** start Information shown **

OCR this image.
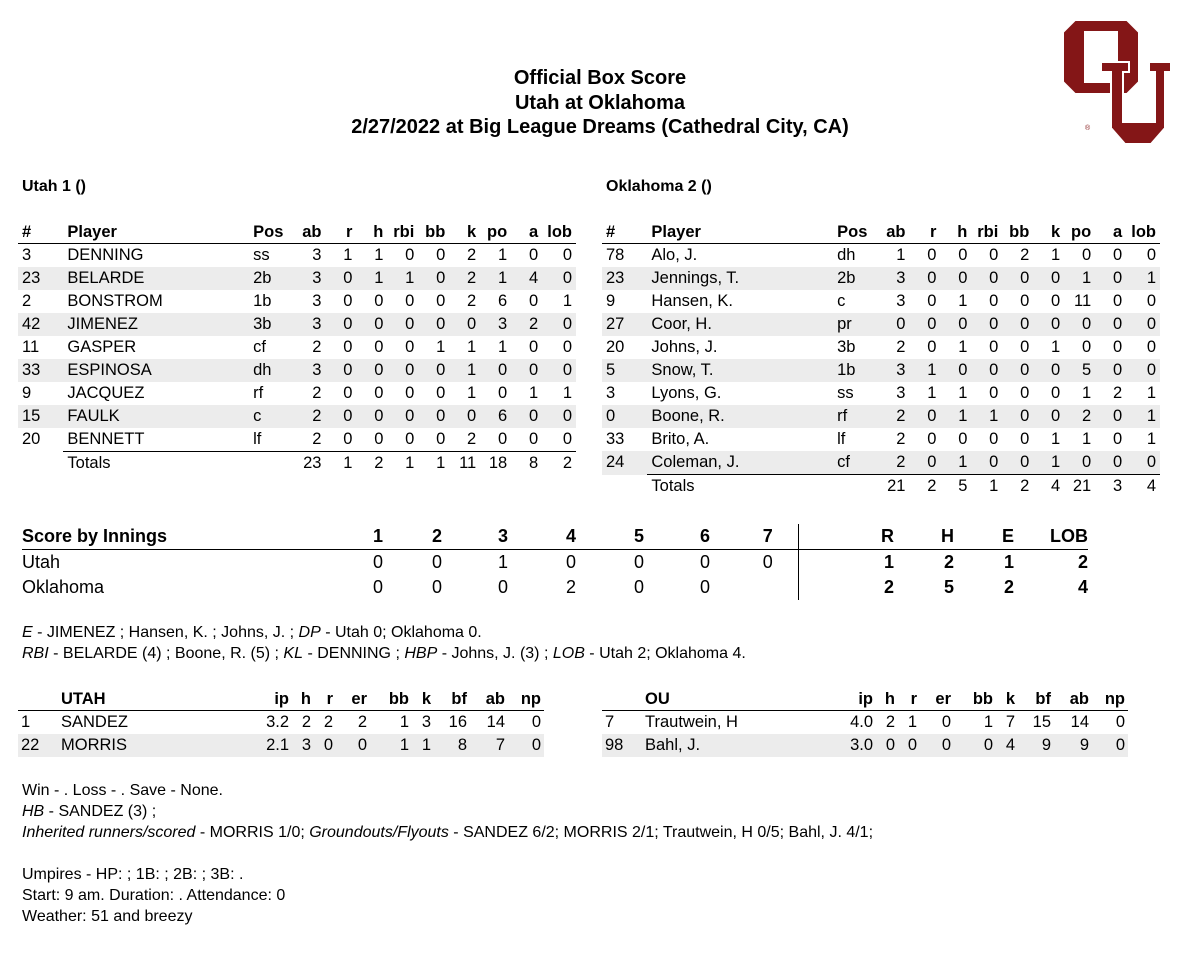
Official Box Score
Utah at Oklahoma
2/27/2022 at Big League Dreams (Cathedral City, CA)	®
Utah 1 ()	Oklahoma 2 ()
#	Player	Pos	ab	r	h	rbi	bb	k	po	a	lob
3	DENNING	ss	3	1	1	0	0	2	1	0	0
23	BELARDE	2b	3	0	1	1	0	2	1	4	0
2	BONSTROM	1b	3	0	0	0	0	2	6	0	1
42	JIMENEZ	3b	3	0	0	0	0	0	3	2	0
11	GASPER	cf	2	0	0	0	1	1	1	0	0
33	ESPINOSA	dh	3	0	0	0	0	1	0	0	0
9	JACQUEZ	rf	2	0	0	0	0	1	0	1	1
15	FAULK	c	2	0	0	0	0	0	6	0	0
20	BENNETT	lf	2	0	0	0	0	2	0	0	0
	Totals		23	1	2	1	1	11	18	8	2
#	Player	Pos	ab	r	h	rbi	bb	k	po	a	lob
78	Alo, J.	dh	1	0	0	0	2	1	0	0	0
23	Jennings, T.	2b	3	0	0	0	0	0	1	0	1
9	Hansen, K.	c	3	0	1	0	0	0	11	0	0
27	Coor, H.	pr	0	0	0	0	0	0	0	0	0
20	Johns, J.	3b	2	0	1	0	0	1	0	0	0
5	Snow, T.	1b	3	1	0	0	0	0	5	0	0
3	Lyons, G.	ss	3	1	1	0	0	0	1	2	1
0	Boone, R.	rf	2	0	1	1	0	0	2	0	1
33	Brito, A.	lf	2	0	0	0	0	1	1	0	1
24	Coleman, J.	cf	2	0	1	0	0	1	0	0	0
	Totals		21	2	5	1	2	4	21	3	4
Score by Innings	1	2	3	4	5	6	7		R	H	E	LOB
Utah	0	0	1	0	0	0	0		1	2	1	2
Oklahoma	0	0	0	2	0	0			2	5	2	4
E - JIMENEZ ; Hansen, K. ; Johns, J. ; DP - Utah 0; Oklahoma 0.
RBI - BELARDE (4) ; Boone, R. (5) ; KL - DENNING ; HBP - Johns, J. (3) ; LOB - Utah 2; Oklahoma 4.
	UTAH	ip	h	r	er	bb	k	bf	ab	np
1	SANDEZ	3.2	2	2	2	1	3	16	14	0
22	MORRIS	2.1	3	0	0	1	1	8	7	0
	OU	ip	h	r	er	bb	k	bf	ab	np
7	Trautwein, H	4.0	2	1	0	1	7	15	14	0
98	Bahl, J.	3.0	0	0	0	0	4	9	9	0
Win - . Loss - . Save - None.
HB - SANDEZ (3) ;
Inherited runners/scored - MORRIS 1/0; Groundouts/Flyouts - SANDEZ 6/2; MORRIS 2/1; Trautwein, H 0/5; Bahl, J. 4/1;
Umpires - HP: ; 1B: ; 2B: ; 3B: .
Start: 9 am. Duration: . Attendance: 0
Weather: 51 and breezy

** end Information shown **

What is needed » Restate each entry word for word, leaving out any pictures.

Exercise solution »
OCR this image.
Official Box Score
Utah at Oklahoma
2/27/2022 at Big League Dreams (Cathedral City, CA)	®
Utah 1 ()	Oklahoma 2 ()
#	Player	Pos	ab	r	h	rbi	bb	k	po	a	lob
3	DENNING	ss	3	1	1	0	0	2	1	0	0
23	BELARDE	2b	3	0	1	1	0	2	1	4	0
2	BONSTROM	1b	3	0	0	0	0	2	6	0	1
42	JIMENEZ	3b	3	0	0	0	0	0	3	2	0
11	GASPER	cf	2	0	0	0	1	1	1	0	0
33	ESPINOSA	dh	3	0	0	0	0	1	0	0	0
9	JACQUEZ	rf	2	0	0	0	0	1	0	1	1
15	FAULK	c	2	0	0	0	0	0	6	0	0
20	BENNETT	lf	2	0	0	0	0	2	0	0	0
	Totals		23	1	2	1	1	11	18	8	2
#	Player	Pos	ab	r	h	rbi	bb	k	po	a	lob
78	Alo, J.	dh	1	0	0	0	2	1	0	0	0
23	Jennings, T.	2b	3	0	0	0	0	0	1	0	1
9	Hansen, K.	c	3	0	1	0	0	0	11	0	0
27	Coor, H.	pr	0	0	0	0	0	0	0	0	0
20	Johns, J.	3b	2	0	1	0	0	1	0	0	0
5	Snow, T.	1b	3	1	0	0	0	0	5	0	0
3	Lyons, G.	ss	3	1	1	0	0	0	1	2	1
0	Boone, R.	rf	2	0	1	1	0	0	2	0	1
33	Brito, A.	lf	2	0	0	0	0	1	1	0	1
24	Coleman, J.	cf	2	0	1	0	0	1	0	0	0
	Totals		21	2	5	1	2	4	21	3	4
Score by Innings	1	2	3	4	5	6	7		R	H	E	LOB
Utah	0	0	1	0	0	0	0		1	2	1	2
Oklahoma	0	0	0	2	0	0			2	5	2	4
E - JIMENEZ ; Hansen, K. ; Johns, J. ; DP - Utah 0; Oklahoma 0.
RBI - BELARDE (4) ; Boone, R. (5) ; KL - DENNING ; HBP - Johns, J. (3) ; LOB - Utah 2; Oklahoma 4.
	UTAH	ip	h	r	er	bb	k	bf	ab	np
1	SANDEZ	3.2	2	2	2	1	3	16	14	0
22	MORRIS	2.1	3	0	0	1	1	8	7	0
	OU	ip	h	r	er	bb	k	bf	ab	np
7	Trautwein, H	4.0	2	1	0	1	7	15	14	0
98	Bahl, J.	3.0	0	0	0	0	4	9	9	0
Win - . Loss - . Save - None.
HB - SANDEZ (3) ;
Inherited runners/scored - MORRIS 1/0; Groundouts/Flyouts - SANDEZ 6/2; MORRIS 2/1; Trautwein, H 0/5; Bahl, J. 4/1;
Umpires - HP: ; 1B: ; 2B: ; 3B: .
Start: 9 am. Duration: . Attendance: 0
Weather: 51 and breezy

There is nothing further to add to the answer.